>> begin RAW RECORDS

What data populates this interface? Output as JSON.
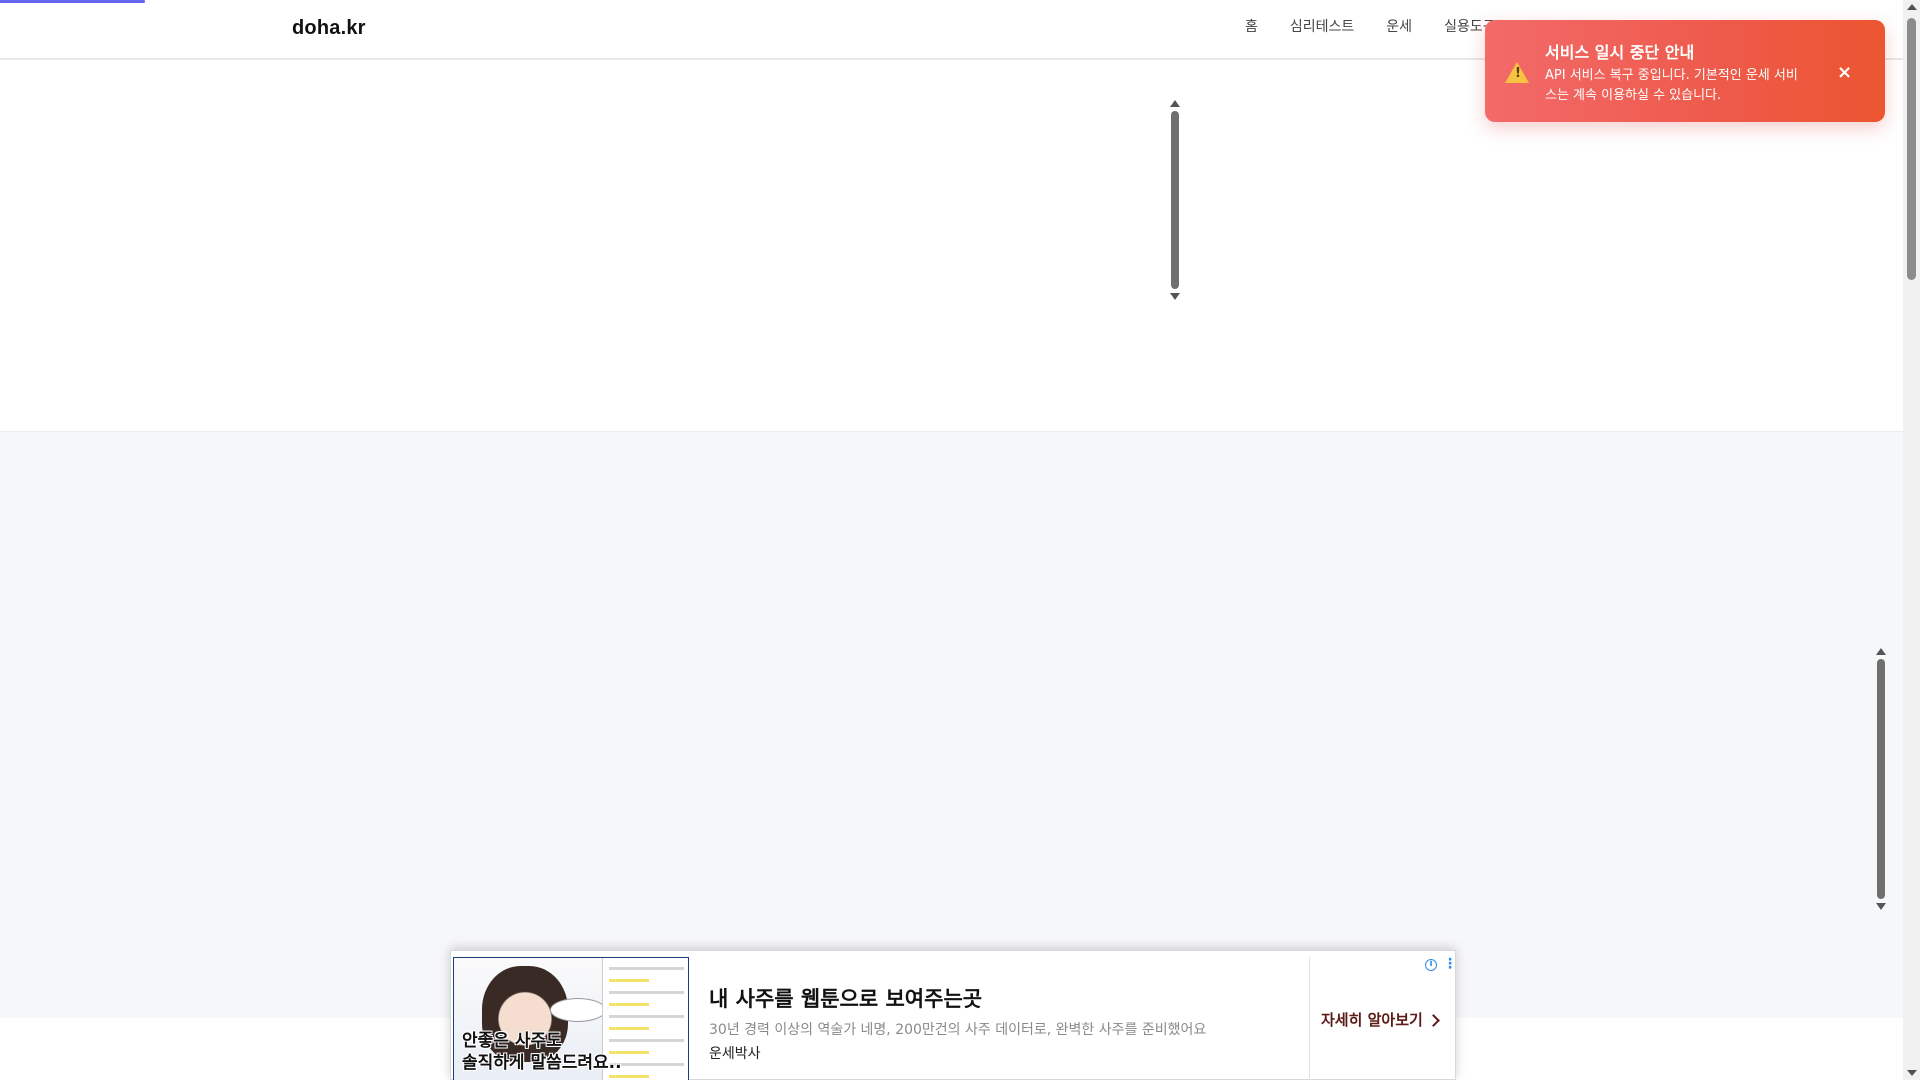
{
  "site": {
    "logo": "doha.kr"
  },
  "nav": {
    "items": [
      "홈",
      "심리테스트",
      "운세",
      "실용도구"
    ]
  },
  "toast": {
    "title": "서비스 일시 중단 안내",
    "message": "API 서비스 복구 중입니다. 기본적인 운세 서비스는 계속 이용하실 수 있습니다.",
    "close_label": "×",
    "icon": "warning-icon",
    "icon_glyph": "!"
  },
  "ad": {
    "image_caption_line1": "안좋은 사주도",
    "image_caption_line2": "솔직하게 말씀드려요..",
    "headline": "내 사주를 웹툰으로 보여주는곳",
    "description": "30년 경력 이상의 역술가 네명, 200만건의 사주 데이터로, 완벽한 사주를 준비했어요",
    "advertiser": "운세박사",
    "cta": "자세히 알아보기",
    "info_glyph": "i",
    "more_glyph": "⋮"
  },
  "colors": {
    "progress": "#6366f1",
    "toast_start": "#f26a6a",
    "toast_end": "#ec5530",
    "warning": "#f6c342",
    "content_bg": "#f6f7f9"
  }
}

>> end RAW RECORDS

* _SHORT PROBLEM_
Give back all entries exactly. No pictures belong in the copy.

* _SOLUTION_
What data populates this interface? Output as JSON.
{
  "site": {
    "logo": "doha.kr"
  },
  "nav": {
    "items": [
      "홈",
      "심리테스트",
      "운세",
      "실용도구"
    ]
  },
  "toast": {
    "title": "서비스 일시 중단 안내",
    "message": "API 서비스 복구 중입니다. 기본적인 운세 서비스는 계속 이용하실 수 있습니다.",
    "close_label": "×",
    "icon": "warning-icon",
    "icon_glyph": "!"
  },
  "ad": {
    "image_caption_line1": "안좋은 사주도",
    "image_caption_line2": "솔직하게 말씀드려요..",
    "headline": "내 사주를 웹툰으로 보여주는곳",
    "description": "30년 경력 이상의 역술가 네명, 200만건의 사주 데이터로, 완벽한 사주를 준비했어요",
    "advertiser": "운세박사",
    "cta": "자세히 알아보기",
    "info_glyph": "i",
    "more_glyph": "⋮"
  },
  "colors": {
    "progress": "#6366f1",
    "toast_start": "#f26a6a",
    "toast_end": "#ec5530",
    "warning": "#f6c342",
    "content_bg": "#f6f7f9"
  }
}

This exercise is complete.